Records that describe figures:

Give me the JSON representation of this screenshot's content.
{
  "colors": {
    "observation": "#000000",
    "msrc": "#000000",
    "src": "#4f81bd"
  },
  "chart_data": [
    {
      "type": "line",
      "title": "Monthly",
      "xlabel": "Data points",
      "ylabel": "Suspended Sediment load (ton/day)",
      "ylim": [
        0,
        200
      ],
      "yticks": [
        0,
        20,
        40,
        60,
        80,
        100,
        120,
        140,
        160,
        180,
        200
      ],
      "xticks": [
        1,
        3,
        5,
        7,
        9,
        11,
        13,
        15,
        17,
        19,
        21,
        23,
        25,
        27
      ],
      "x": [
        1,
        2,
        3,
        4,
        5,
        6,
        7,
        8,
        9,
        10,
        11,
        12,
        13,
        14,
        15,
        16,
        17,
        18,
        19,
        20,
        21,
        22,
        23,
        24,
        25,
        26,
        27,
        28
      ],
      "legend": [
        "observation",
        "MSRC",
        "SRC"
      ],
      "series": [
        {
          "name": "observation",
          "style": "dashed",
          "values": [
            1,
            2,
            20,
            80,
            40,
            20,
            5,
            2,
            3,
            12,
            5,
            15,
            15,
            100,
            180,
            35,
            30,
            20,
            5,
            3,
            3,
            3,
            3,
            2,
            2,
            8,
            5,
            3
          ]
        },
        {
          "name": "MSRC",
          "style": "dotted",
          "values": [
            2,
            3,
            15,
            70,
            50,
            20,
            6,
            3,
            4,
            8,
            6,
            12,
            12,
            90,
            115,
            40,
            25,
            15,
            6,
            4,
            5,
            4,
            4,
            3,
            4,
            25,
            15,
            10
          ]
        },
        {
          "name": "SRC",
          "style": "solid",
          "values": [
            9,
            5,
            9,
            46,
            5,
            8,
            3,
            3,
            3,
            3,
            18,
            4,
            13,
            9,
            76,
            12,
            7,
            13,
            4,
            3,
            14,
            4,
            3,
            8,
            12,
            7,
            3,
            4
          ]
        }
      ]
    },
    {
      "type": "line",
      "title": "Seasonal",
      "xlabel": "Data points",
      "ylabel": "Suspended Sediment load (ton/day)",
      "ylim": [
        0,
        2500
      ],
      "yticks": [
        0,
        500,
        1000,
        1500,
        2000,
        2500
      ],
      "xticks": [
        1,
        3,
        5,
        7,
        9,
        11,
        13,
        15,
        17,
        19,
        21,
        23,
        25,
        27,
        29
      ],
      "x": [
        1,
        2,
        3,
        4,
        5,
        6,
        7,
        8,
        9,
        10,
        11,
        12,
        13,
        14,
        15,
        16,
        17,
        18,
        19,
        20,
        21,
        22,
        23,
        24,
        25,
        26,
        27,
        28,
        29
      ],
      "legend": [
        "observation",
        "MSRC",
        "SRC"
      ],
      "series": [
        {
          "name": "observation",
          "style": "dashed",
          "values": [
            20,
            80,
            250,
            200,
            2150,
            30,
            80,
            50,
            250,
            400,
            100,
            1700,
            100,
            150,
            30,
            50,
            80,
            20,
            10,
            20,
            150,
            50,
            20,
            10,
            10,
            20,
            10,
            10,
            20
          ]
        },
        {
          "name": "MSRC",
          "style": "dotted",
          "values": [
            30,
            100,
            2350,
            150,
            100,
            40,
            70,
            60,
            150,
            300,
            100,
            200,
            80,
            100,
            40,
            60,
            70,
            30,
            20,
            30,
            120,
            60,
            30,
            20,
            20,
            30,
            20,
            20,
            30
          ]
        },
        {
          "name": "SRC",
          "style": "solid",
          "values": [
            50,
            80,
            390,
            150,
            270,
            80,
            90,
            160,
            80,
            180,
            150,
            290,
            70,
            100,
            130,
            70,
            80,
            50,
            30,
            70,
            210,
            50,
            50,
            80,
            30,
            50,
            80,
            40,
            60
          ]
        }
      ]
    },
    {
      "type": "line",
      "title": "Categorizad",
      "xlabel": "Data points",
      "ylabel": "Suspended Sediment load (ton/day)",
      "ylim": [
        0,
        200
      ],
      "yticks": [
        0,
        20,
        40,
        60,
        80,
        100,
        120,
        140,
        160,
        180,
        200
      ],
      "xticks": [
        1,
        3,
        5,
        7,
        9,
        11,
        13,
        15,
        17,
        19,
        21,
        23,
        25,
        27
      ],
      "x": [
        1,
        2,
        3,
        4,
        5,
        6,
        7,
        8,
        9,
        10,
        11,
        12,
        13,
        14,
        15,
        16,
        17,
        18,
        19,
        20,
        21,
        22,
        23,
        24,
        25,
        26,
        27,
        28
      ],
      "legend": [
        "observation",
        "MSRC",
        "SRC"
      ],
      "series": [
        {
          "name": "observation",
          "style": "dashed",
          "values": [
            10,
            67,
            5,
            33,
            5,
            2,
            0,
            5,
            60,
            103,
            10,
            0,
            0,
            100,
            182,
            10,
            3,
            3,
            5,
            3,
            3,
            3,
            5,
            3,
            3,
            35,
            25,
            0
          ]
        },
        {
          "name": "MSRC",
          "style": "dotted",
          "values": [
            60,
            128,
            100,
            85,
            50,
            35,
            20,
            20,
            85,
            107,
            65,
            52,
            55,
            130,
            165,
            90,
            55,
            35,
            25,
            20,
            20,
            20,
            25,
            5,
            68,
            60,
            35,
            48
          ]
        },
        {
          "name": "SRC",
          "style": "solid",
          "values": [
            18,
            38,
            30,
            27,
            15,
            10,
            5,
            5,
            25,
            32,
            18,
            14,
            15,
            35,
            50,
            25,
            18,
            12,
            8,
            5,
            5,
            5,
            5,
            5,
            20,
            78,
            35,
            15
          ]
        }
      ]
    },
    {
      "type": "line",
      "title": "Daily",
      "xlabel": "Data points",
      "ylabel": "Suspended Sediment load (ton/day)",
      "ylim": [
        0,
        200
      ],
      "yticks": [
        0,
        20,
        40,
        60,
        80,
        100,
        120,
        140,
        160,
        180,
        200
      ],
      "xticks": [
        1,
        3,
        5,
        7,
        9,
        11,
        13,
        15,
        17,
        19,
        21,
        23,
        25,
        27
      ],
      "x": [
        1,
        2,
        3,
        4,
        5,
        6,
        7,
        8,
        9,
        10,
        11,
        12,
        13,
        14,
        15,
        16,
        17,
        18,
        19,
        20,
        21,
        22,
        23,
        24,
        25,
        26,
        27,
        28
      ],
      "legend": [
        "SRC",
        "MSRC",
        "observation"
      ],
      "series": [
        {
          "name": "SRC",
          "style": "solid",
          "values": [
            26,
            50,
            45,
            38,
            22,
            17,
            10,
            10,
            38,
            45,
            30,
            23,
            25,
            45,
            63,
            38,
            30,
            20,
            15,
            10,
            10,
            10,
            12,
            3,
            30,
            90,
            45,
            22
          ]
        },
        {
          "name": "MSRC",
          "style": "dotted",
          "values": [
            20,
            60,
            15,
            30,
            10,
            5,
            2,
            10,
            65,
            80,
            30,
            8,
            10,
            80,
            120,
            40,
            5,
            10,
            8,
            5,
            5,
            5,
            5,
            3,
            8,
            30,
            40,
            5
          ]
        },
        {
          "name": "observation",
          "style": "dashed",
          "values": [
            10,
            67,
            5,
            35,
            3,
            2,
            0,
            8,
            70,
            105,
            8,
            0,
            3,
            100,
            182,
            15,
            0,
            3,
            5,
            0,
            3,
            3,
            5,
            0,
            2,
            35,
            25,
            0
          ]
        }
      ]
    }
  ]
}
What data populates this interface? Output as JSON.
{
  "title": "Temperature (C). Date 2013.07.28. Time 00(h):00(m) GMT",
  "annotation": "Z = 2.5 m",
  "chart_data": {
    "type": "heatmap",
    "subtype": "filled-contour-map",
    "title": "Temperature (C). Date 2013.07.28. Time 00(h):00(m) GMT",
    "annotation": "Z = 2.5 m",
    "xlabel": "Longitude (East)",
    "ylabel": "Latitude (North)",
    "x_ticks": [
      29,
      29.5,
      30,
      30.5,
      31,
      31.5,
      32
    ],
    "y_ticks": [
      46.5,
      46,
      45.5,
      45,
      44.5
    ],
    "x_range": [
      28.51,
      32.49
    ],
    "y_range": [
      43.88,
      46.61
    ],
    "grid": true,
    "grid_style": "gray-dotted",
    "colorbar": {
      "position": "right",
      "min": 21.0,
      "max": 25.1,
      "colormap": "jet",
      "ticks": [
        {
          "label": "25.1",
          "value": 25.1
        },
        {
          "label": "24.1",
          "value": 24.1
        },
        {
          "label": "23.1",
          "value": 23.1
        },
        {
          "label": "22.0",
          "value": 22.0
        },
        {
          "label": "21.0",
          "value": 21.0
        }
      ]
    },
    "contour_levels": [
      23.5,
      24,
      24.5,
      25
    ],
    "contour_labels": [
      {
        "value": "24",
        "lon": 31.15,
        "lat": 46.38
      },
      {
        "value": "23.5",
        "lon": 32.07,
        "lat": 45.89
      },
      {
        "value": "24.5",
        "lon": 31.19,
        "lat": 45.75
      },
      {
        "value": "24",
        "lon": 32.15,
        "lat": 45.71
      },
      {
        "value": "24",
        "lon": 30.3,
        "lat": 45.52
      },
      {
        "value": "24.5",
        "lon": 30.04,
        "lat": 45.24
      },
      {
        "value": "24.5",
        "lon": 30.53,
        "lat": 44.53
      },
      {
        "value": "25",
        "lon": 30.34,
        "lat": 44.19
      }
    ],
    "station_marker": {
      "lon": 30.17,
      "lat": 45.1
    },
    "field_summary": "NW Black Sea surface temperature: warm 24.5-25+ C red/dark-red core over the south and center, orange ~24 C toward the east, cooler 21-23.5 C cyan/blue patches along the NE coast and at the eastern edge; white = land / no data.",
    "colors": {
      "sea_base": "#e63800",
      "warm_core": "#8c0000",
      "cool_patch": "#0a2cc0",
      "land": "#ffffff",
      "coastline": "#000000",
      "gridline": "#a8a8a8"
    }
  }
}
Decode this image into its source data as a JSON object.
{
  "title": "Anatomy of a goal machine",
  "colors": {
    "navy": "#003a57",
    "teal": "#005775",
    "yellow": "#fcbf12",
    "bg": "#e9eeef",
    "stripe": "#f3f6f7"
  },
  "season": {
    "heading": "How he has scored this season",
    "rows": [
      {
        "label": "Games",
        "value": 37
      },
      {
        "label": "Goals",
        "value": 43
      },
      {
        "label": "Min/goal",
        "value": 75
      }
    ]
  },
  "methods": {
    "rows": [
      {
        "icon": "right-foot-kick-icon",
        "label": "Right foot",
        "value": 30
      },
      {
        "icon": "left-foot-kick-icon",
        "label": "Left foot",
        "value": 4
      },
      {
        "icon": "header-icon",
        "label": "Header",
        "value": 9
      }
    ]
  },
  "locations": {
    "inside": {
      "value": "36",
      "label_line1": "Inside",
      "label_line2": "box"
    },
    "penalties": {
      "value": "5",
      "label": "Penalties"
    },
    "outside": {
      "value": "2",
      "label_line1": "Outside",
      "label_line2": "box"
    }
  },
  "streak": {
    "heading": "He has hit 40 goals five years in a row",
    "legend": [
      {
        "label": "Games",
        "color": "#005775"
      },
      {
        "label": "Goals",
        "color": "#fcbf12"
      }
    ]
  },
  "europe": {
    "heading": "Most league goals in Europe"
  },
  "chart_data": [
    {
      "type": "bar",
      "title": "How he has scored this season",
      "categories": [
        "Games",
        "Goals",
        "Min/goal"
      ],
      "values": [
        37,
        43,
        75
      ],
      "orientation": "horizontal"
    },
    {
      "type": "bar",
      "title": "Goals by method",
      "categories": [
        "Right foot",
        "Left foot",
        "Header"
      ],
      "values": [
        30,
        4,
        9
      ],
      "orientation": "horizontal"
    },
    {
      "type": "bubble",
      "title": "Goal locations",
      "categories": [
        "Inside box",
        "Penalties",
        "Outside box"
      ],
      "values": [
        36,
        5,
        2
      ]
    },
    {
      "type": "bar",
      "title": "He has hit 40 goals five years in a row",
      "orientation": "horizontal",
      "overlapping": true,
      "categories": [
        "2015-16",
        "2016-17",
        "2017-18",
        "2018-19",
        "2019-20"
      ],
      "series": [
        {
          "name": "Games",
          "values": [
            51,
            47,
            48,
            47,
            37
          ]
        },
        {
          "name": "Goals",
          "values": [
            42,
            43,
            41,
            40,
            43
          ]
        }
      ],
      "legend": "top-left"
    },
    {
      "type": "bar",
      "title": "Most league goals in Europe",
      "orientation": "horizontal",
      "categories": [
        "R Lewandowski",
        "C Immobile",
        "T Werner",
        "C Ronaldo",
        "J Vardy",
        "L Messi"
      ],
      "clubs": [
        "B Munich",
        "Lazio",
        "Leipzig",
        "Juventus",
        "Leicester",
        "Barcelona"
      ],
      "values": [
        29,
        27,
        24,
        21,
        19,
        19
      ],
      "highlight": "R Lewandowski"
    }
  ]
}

* [PROBLEM DETAILS] Reply with nothing but the number of lines in the data above that contain "heading".

* [FINISHED TASK] 3